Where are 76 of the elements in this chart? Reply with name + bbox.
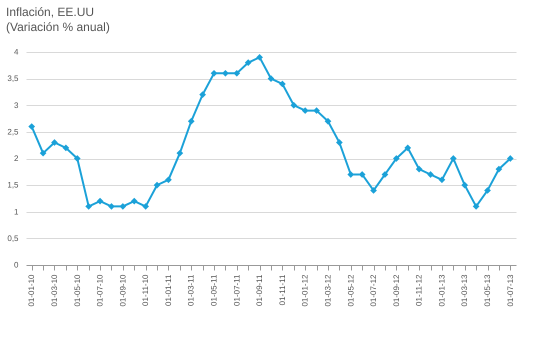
- point: [313, 107, 320, 114]
- point: [496, 166, 502, 173]
- point: [85, 203, 92, 210]
- point: [130, 198, 138, 204]
- x-tick-label: 01-09-11: [255, 274, 264, 306]
- point: [392, 155, 400, 162]
- point: [199, 91, 206, 98]
- y-tick-label: 3,5: [7, 74, 20, 84]
- y-tick-label: 0,5: [7, 234, 20, 243]
- point: [279, 80, 286, 88]
- point: [154, 182, 160, 188]
- y-tick-label: 2,5: [7, 127, 20, 136]
- x-tick-label: 01-03-11: [186, 274, 196, 306]
- x-tick-label: 01-03-12: [323, 274, 332, 307]
- point: [370, 187, 377, 194]
- x-tick-label: 01-03-13: [460, 274, 470, 307]
- x-tick-label: 01-07-13: [506, 274, 515, 307]
- point: [347, 171, 354, 178]
- point: [427, 171, 434, 178]
- x-tick-label: 01-01-11: [164, 274, 173, 306]
- y-tick-label: 1,5: [7, 180, 20, 190]
- point: [108, 203, 115, 210]
- point: [450, 155, 457, 162]
- point: [404, 144, 412, 152]
- point: [336, 139, 343, 146]
- x-tick-label: 01-07-10: [96, 274, 105, 307]
- point: [233, 70, 240, 77]
- point: [324, 118, 332, 125]
- point: [358, 171, 366, 178]
- y-tick-label: 0: [14, 260, 20, 270]
- x-tick-label: 01-09-12: [392, 274, 401, 307]
- point: [120, 203, 126, 210]
- point: [256, 54, 263, 61]
- point: [210, 70, 218, 77]
- x-tick-label: 01-01-10: [27, 274, 36, 307]
- x-tick-label: 01-05-12: [346, 274, 356, 307]
- x-tick-label: 01-05-13: [483, 274, 492, 307]
- y-tick-label: 1: [14, 207, 20, 216]
- chart-title: Inflación, EE.UU: [6, 5, 94, 19]
- y-tick-label: 4: [14, 48, 20, 56]
- chart-subtitle: (Variación % anual): [6, 20, 110, 34]
- point: [62, 144, 70, 152]
- x-tick-label: 01-05-10: [72, 274, 82, 307]
- y-tick-label: 3: [14, 100, 20, 110]
- x-tick-label: 01-09-10: [118, 274, 128, 307]
- x-tick-label: 01-01-13: [437, 274, 446, 307]
- point: [290, 102, 298, 109]
- x-tick-label: 01-11-10: [141, 274, 150, 306]
- x-tick-label: 01-01-12: [300, 274, 310, 307]
- x-tick-label: 01-03-10: [50, 274, 59, 307]
- point: [188, 118, 195, 125]
- point: [416, 166, 422, 173]
- point: [382, 171, 388, 178]
- point: [40, 150, 46, 157]
- point: [28, 123, 36, 130]
- point: [461, 182, 468, 188]
- point: [268, 75, 274, 82]
- point: [438, 176, 446, 184]
- x-tick-label: 01-07-12: [369, 274, 378, 307]
- point: [302, 107, 309, 114]
- x-tick-label: 01-05-11: [210, 274, 219, 306]
- x-tick-label: 01-11-12: [414, 274, 424, 306]
- x-tick-label: 01-11-11: [278, 274, 287, 306]
- point: [176, 150, 184, 157]
- point: [165, 176, 172, 184]
- y-tick-label: 2: [14, 154, 20, 163]
- point: [484, 187, 491, 194]
- point: [74, 155, 81, 162]
- point: [51, 139, 58, 146]
- point: [222, 70, 229, 77]
- x-tick-label: 01-07-11: [232, 274, 242, 306]
- point: [142, 203, 150, 210]
- point: [244, 59, 252, 66]
- point: [96, 198, 104, 204]
- point: [472, 203, 480, 210]
- point: [506, 155, 514, 162]
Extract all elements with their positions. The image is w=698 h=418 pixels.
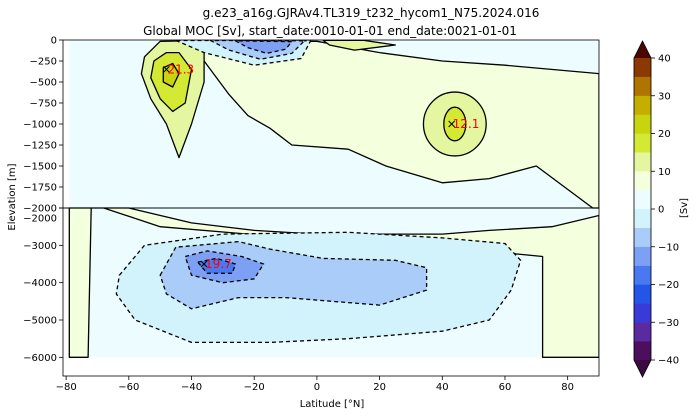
colorbar-segment bbox=[633, 76, 652, 96]
upper-panel bbox=[68, 40, 599, 208]
x-tick-label: 20 bbox=[373, 382, 386, 393]
colorbar-segment bbox=[633, 171, 652, 191]
max-marker bbox=[163, 66, 170, 73]
y-tick-label: −1250 bbox=[23, 141, 57, 152]
lower-panel bbox=[68, 208, 599, 358]
max-marker bbox=[200, 260, 208, 268]
contour-sh_ridge_3 bbox=[162, 62, 180, 88]
y-tick-label: −500 bbox=[30, 78, 57, 89]
x-tick-label: −40 bbox=[181, 382, 202, 393]
y-tick-label: −2000 bbox=[23, 204, 57, 215]
annotation-label: 19.7 bbox=[205, 257, 232, 271]
contour-surface_band_3 bbox=[234, 40, 293, 55]
colorbar-segment bbox=[633, 340, 652, 361]
colorbar-segment bbox=[633, 227, 652, 247]
colorbar-segment bbox=[633, 114, 652, 134]
y-tick-label: −4000 bbox=[23, 278, 57, 289]
annotation-label: 12.1 bbox=[453, 117, 480, 131]
colorbar-over-arrow bbox=[634, 41, 651, 58]
y-tick-label: −250 bbox=[30, 57, 57, 68]
x-tick-label: −20 bbox=[244, 382, 265, 393]
colorbar-segment bbox=[633, 133, 652, 153]
colorbar-tick-label: 30 bbox=[658, 91, 671, 102]
x-tick-label: −60 bbox=[118, 382, 139, 393]
x-axis-ticks: −80 −60 −40 −20 0 20 40 60 80 bbox=[56, 376, 574, 393]
chart-title: g.e23_a16g.GJRAv4.TL319_t232_hycom1_N75.… bbox=[203, 6, 540, 20]
colorbar-segment bbox=[633, 189, 652, 210]
y-tick-label: −6000 bbox=[23, 353, 57, 364]
y-tick-label: −3000 bbox=[23, 241, 57, 252]
y-axis-label: Elevation [m] bbox=[7, 163, 18, 230]
x-tick-label: 40 bbox=[436, 382, 449, 393]
x-axis-label: Latitude [°N] bbox=[300, 399, 365, 410]
colorbar-segment bbox=[633, 322, 652, 342]
x-tick-label: 0 bbox=[314, 382, 320, 393]
colorbar-segment bbox=[633, 246, 652, 266]
y-tick-label: −1500 bbox=[23, 162, 57, 173]
contour-upper_cell bbox=[190, 40, 599, 208]
max-marker bbox=[448, 120, 456, 128]
colorbar-tick-label: 20 bbox=[658, 129, 671, 140]
contour-north_max_2 bbox=[443, 106, 467, 142]
chart-subtitle: Global MOC [Sv], start_date:0010-01-01 e… bbox=[143, 24, 517, 38]
y-tick-label: −1000 bbox=[23, 120, 57, 131]
colorbar-tick-label: −10 bbox=[658, 242, 679, 253]
x-tick-label: 80 bbox=[561, 382, 574, 393]
colorbar-segment bbox=[633, 284, 652, 304]
colorbar: −40 −30 −20 −10 0 10 20 30 40 bbox=[633, 40, 679, 378]
colorbar-segment bbox=[633, 265, 652, 285]
y-tick-label: −2000 bbox=[23, 214, 57, 225]
y-axis-ticks: 0 −250 −500 −750 −1000 −1250 −1500 −1750 −2000−2… bbox=[23, 36, 63, 364]
colorbar-segment bbox=[633, 152, 652, 172]
colorbar-tick-label: −30 bbox=[658, 318, 679, 329]
y-tick-label: 0 bbox=[51, 36, 57, 47]
colorbar-tick-label: 40 bbox=[658, 54, 671, 65]
colorbar-under-arrow bbox=[634, 360, 651, 377]
colorbar-label: [Sv] bbox=[679, 198, 690, 218]
contour-aabw_cell_4 bbox=[197, 257, 237, 274]
colorbar-tick-label: 10 bbox=[658, 167, 671, 178]
colorbar-tick-label: −20 bbox=[658, 280, 679, 291]
annotations: 21.3 12.1 19.7 bbox=[163, 62, 479, 271]
y-tick-label: −750 bbox=[30, 99, 57, 110]
y-tick-label: −1750 bbox=[23, 183, 57, 194]
colorbar-tick-label: 0 bbox=[658, 205, 664, 216]
y-tick-label: −5000 bbox=[23, 316, 57, 327]
colorbar-segment bbox=[633, 208, 652, 229]
annotation-label: 21.3 bbox=[167, 62, 194, 76]
colorbar-segment bbox=[633, 57, 652, 78]
colorbar-tick-label: −40 bbox=[658, 356, 679, 367]
x-tick-label: −80 bbox=[56, 382, 77, 393]
colorbar-segment bbox=[633, 303, 652, 323]
lower-axes-frame bbox=[62, 207, 600, 377]
x-tick-label: 60 bbox=[499, 382, 512, 393]
colorbar-segment bbox=[633, 95, 652, 115]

■ ■ ■ ■

= TO DO =
Quote the lines between the one holding "- point: [313, 107, 320, 114]" and the one holding "- y-tick-label: 2,5: [7, 127, 20, 136]", inclusive, word for word.

= REPLY =
- point: [313, 107, 320, 114]
- point: [496, 166, 502, 173]
- point: [85, 203, 92, 210]
- point: [130, 198, 138, 204]
- x-tick-label: 01-09-11: [255, 274, 264, 306]
- point: [392, 155, 400, 162]
- point: [199, 91, 206, 98]
- y-tick-label: 3,5: [7, 74, 20, 84]
- y-tick-label: 0,5: [7, 234, 20, 243]
- point: [279, 80, 286, 88]
- point: [154, 182, 160, 188]
- y-tick-label: 2,5: [7, 127, 20, 136]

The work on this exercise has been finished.